Aim: Skip the images and return the records below exactly.

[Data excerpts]
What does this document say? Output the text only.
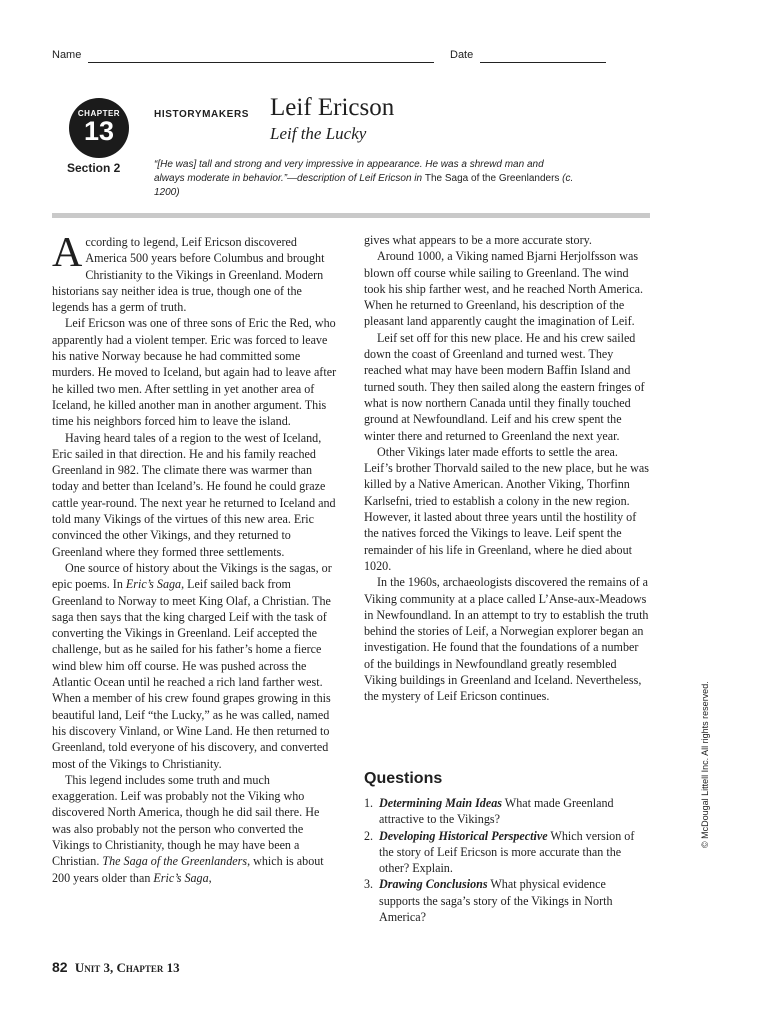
Name	Date
CHAPTER
13
Section 2
HISTORYMAKERS Leif Ericson
Leif the Lucky
“[He was] tall and strong and very impressive in appearance. He was a shrewd man and always moderate in behavior.”—description of Leif Ericson in The Saga of the Greenlanders (c. 1200)

According to legend, Leif Ericson discovered America 500 years before Columbus and brought Christianity to the Vikings in Greenland. Modern historians say neither idea is true, though one of the legends has a germ of truth.

Leif Ericson was one of three sons of Eric the Red, who apparently had a violent temper. Eric was forced to leave his native Norway because he had committed some murders. He moved to Iceland, but again had to leave after he killed two men. After settling in yet another area of Iceland, he killed another man in another argument. This time his neighbors forced him to leave the island.

Having heard tales of a region to the west of Iceland, Eric sailed in that direction. He and his family reached Greenland in 982. The climate there was warmer than today and better than Iceland’s. He found he could graze cattle year-round. The next year he returned to Iceland and told many Vikings of the virtues of this new area. Eric convinced the other Vikings, and they returned to Greenland where they formed three settlements.

One source of history about the Vikings is the sagas, or epic poems. In Eric’s Saga, Leif sailed back from Greenland to Norway to meet King Olaf, a Christian. The saga then says that the king charged Leif with the task of converting the Vikings in Greenland. Leif accepted the challenge, but as he sailed for his father’s home a fierce wind blew him off course. He was pushed across the Atlantic Ocean until he reached a rich land farther west. When a member of his crew found grapes growing in this beautiful land, Leif “the Lucky,” as he was called, named his discovery Vinland, or Wine Land. He then returned to Greenland, told everyone of his discovery, and converted most of the Vikings to Christianity.

This legend includes some truth and much exaggeration. Leif was probably not the Viking who discovered North America, though he did sail there. He was also probably not the person who converted the Vikings to Christianity, though he may have been a Christian. The Saga of the Greenlanders, which is about 200 years older than Eric’s Saga,

gives what appears to be a more accurate story.

Around 1000, a Viking named Bjarni Herjolfsson was blown off course while sailing to Greenland. The wind took his ship farther west, and he reached North America. When he returned to Greenland, his description of the pleasant land apparently caught the imagination of Leif.

Leif set off for this new place. He and his crew sailed down the coast of Greenland and turned west. They reached what may have been modern Baffin Island and turned south. They then sailed along the eastern fringes of what is now northern Canada until they finally touched ground at Newfoundland. Leif and his crew spent the winter there and returned to Greenland the next year.

Other Vikings later made efforts to settle the area. Leif’s brother Thorvald sailed to the new place, but he was killed by a Native American. Another Viking, Thorfinn Karlsefni, tried to establish a colony in the new region. However, it lasted about three years until the hostility of the natives forced the Vikings to leave. Leif spent the remainder of his life in Greenland, where he died about 1020.

In the 1960s, archaeologists discovered the remains of a Viking community at a place called L’Anse-aux-Meadows in Newfoundland. In an attempt to try to establish the truth behind the stories of Leif, a Norwegian explorer began an investigation. He found that the foundations of a number of the buildings in Newfoundland greatly resembled Viking buildings in Greenland and Iceland. Nevertheless, the mystery of Leif Ericson continues.

Questions
1. Determining Main Ideas What made Greenland attractive to the Vikings?
2. Developing Historical Perspective Which version of the story of Leif Ericson is more accurate than the other? Explain.
3. Drawing Conclusions What physical evidence supports the saga’s story of the Vikings in North America?
© McDougal Littell Inc. All rights reserved.
82 Unit 3, Chapter 13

Exercise output:
What does this document say? Output the text only.
Name	Date
CHAPTER
13
Section 2
HISTORYMAKERS Leif Ericson
Leif the Lucky
“[He was] tall and strong and very impressive in appearance. He was a shrewd man and always moderate in behavior.”—description of Leif Ericson in The Saga of the Greenlanders (c. 1200)

According to legend, Leif Ericson discovered America 500 years before Columbus and brought Christianity to the Vikings in Greenland. Modern historians say neither idea is true, though one of the legends has a germ of truth.

Leif Ericson was one of three sons of Eric the Red, who apparently had a violent temper. Eric was forced to leave his native Norway because he had committed some murders. He moved to Iceland, but again had to leave after he killed two men. After settling in yet another area of Iceland, he killed another man in another argument. This time his neighbors forced him to leave the island.

Having heard tales of a region to the west of Iceland, Eric sailed in that direction. He and his family reached Greenland in 982. The climate there was warmer than today and better than Iceland’s. He found he could graze cattle year-round. The next year he returned to Iceland and told many Vikings of the virtues of this new area. Eric convinced the other Vikings, and they returned to Greenland where they formed three settlements.

One source of history about the Vikings is the sagas, or epic poems. In Eric’s Saga, Leif sailed back from Greenland to Norway to meet King Olaf, a Christian. The saga then says that the king charged Leif with the task of converting the Vikings in Greenland. Leif accepted the challenge, but as he sailed for his father’s home a fierce wind blew him off course. He was pushed across the Atlantic Ocean until he reached a rich land farther west. When a member of his crew found grapes growing in this beautiful land, Leif “the Lucky,” as he was called, named his discovery Vinland, or Wine Land. He then returned to Greenland, told everyone of his discovery, and converted most of the Vikings to Christianity.

This legend includes some truth and much exaggeration. Leif was probably not the Viking who discovered North America, though he did sail there. He was also probably not the person who converted the Vikings to Christianity, though he may have been a Christian. The Saga of the Greenlanders, which is about 200 years older than Eric’s Saga,

gives what appears to be a more accurate story.

Around 1000, a Viking named Bjarni Herjolfsson was blown off course while sailing to Greenland. The wind took his ship farther west, and he reached North America. When he returned to Greenland, his description of the pleasant land apparently caught the imagination of Leif.

Leif set off for this new place. He and his crew sailed down the coast of Greenland and turned west. They reached what may have been modern Baffin Island and turned south. They then sailed along the eastern fringes of what is now northern Canada until they finally touched ground at Newfoundland. Leif and his crew spent the winter there and returned to Greenland the next year.

Other Vikings later made efforts to settle the area. Leif’s brother Thorvald sailed to the new place, but he was killed by a Native American. Another Viking, Thorfinn Karlsefni, tried to establish a colony in the new region. However, it lasted about three years until the hostility of the natives forced the Vikings to leave. Leif spent the remainder of his life in Greenland, where he died about 1020.

In the 1960s, archaeologists discovered the remains of a Viking community at a place called L’Anse-aux-Meadows in Newfoundland. In an attempt to try to establish the truth behind the stories of Leif, a Norwegian explorer began an investigation. He found that the foundations of a number of the buildings in Newfoundland greatly resembled Viking buildings in Greenland and Iceland. Nevertheless, the mystery of Leif Ericson continues.

Questions
1. Determining Main Ideas What made Greenland attractive to the Vikings?
2. Developing Historical Perspective Which version of the story of Leif Ericson is more accurate than the other? Explain.
3. Drawing Conclusions What physical evidence supports the saga’s story of the Vikings in North America?
© McDougal Littell Inc. All rights reserved.
82 Unit 3, Chapter 13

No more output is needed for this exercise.